▸ **Dataset content**:
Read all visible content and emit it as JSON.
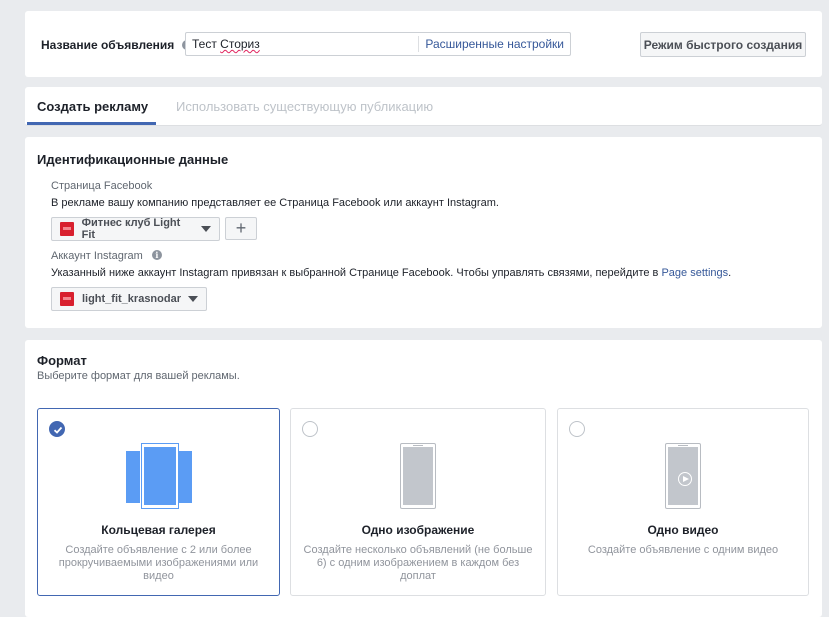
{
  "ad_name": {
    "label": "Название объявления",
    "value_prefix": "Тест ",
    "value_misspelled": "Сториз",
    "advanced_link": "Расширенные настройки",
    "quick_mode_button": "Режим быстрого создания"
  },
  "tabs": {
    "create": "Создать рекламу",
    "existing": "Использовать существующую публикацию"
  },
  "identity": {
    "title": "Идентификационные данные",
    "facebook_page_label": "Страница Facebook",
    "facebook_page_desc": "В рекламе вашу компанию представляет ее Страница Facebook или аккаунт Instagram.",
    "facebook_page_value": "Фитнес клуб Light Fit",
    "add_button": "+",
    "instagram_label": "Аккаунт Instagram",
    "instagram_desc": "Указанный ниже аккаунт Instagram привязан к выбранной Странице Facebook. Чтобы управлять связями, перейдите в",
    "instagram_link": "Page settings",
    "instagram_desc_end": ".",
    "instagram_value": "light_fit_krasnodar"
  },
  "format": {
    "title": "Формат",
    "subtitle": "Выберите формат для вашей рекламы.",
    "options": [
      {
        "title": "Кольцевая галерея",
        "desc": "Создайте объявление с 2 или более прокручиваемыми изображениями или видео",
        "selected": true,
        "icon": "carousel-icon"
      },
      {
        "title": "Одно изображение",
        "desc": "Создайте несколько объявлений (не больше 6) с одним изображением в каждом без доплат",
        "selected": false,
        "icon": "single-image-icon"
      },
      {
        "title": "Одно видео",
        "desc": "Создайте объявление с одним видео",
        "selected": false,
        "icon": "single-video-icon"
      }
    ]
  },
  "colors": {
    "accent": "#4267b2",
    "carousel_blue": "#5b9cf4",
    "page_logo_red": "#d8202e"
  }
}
...
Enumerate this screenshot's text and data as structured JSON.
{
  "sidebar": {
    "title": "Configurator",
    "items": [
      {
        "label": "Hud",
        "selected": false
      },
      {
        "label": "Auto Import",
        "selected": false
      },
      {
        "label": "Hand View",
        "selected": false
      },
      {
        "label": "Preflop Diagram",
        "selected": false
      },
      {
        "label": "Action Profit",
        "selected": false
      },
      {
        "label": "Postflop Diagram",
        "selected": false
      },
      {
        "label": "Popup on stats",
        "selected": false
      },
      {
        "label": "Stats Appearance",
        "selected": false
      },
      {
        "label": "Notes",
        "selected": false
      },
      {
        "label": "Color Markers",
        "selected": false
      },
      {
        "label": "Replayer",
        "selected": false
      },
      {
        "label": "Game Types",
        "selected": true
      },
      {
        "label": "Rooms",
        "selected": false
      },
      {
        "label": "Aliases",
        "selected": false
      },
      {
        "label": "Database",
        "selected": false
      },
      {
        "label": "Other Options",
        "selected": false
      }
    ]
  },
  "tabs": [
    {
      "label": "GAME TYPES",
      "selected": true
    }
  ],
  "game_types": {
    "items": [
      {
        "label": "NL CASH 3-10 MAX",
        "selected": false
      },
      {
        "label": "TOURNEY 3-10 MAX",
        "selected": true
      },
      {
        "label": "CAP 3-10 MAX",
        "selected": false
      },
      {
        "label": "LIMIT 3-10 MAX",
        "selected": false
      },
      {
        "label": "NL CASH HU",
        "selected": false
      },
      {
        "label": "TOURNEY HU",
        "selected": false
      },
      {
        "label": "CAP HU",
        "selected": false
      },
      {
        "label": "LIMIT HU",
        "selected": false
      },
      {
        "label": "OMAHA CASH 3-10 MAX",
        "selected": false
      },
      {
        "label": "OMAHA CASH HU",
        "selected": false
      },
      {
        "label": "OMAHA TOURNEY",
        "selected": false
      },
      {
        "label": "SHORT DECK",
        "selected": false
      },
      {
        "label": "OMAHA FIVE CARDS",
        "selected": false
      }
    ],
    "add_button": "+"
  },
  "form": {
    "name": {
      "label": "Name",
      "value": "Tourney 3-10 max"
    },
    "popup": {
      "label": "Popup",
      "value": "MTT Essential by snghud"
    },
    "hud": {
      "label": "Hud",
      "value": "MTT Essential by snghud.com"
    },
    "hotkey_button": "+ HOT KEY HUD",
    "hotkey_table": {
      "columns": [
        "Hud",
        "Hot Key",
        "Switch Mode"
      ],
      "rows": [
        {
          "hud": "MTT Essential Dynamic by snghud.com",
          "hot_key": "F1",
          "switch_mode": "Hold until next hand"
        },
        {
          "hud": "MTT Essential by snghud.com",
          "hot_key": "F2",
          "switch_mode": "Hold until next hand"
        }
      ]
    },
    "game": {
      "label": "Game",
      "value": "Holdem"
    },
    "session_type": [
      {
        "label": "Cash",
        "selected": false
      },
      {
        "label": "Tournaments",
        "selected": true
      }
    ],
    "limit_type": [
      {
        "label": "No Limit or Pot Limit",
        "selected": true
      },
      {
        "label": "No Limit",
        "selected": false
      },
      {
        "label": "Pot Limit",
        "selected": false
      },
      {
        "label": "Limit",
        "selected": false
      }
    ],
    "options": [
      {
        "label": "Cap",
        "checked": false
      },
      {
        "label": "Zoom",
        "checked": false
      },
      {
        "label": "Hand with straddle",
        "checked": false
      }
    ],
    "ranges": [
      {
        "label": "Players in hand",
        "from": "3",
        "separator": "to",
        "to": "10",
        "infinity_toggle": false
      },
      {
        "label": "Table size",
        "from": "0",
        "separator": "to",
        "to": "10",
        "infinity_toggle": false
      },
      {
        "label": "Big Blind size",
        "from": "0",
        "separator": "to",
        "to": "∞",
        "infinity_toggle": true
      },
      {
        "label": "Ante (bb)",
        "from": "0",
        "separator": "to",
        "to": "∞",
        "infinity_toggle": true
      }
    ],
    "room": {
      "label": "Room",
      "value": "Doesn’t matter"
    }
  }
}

▸ **Objective**: From the entries above, pull out each line that includes "Страница".

▸ **Solution to this problem**:
    "facebook_page_label": "Страница Facebook",
    "facebook_page_desc": "В рекламе вашу компанию представляет ее Страница Facebook или аккаунт Instagram.",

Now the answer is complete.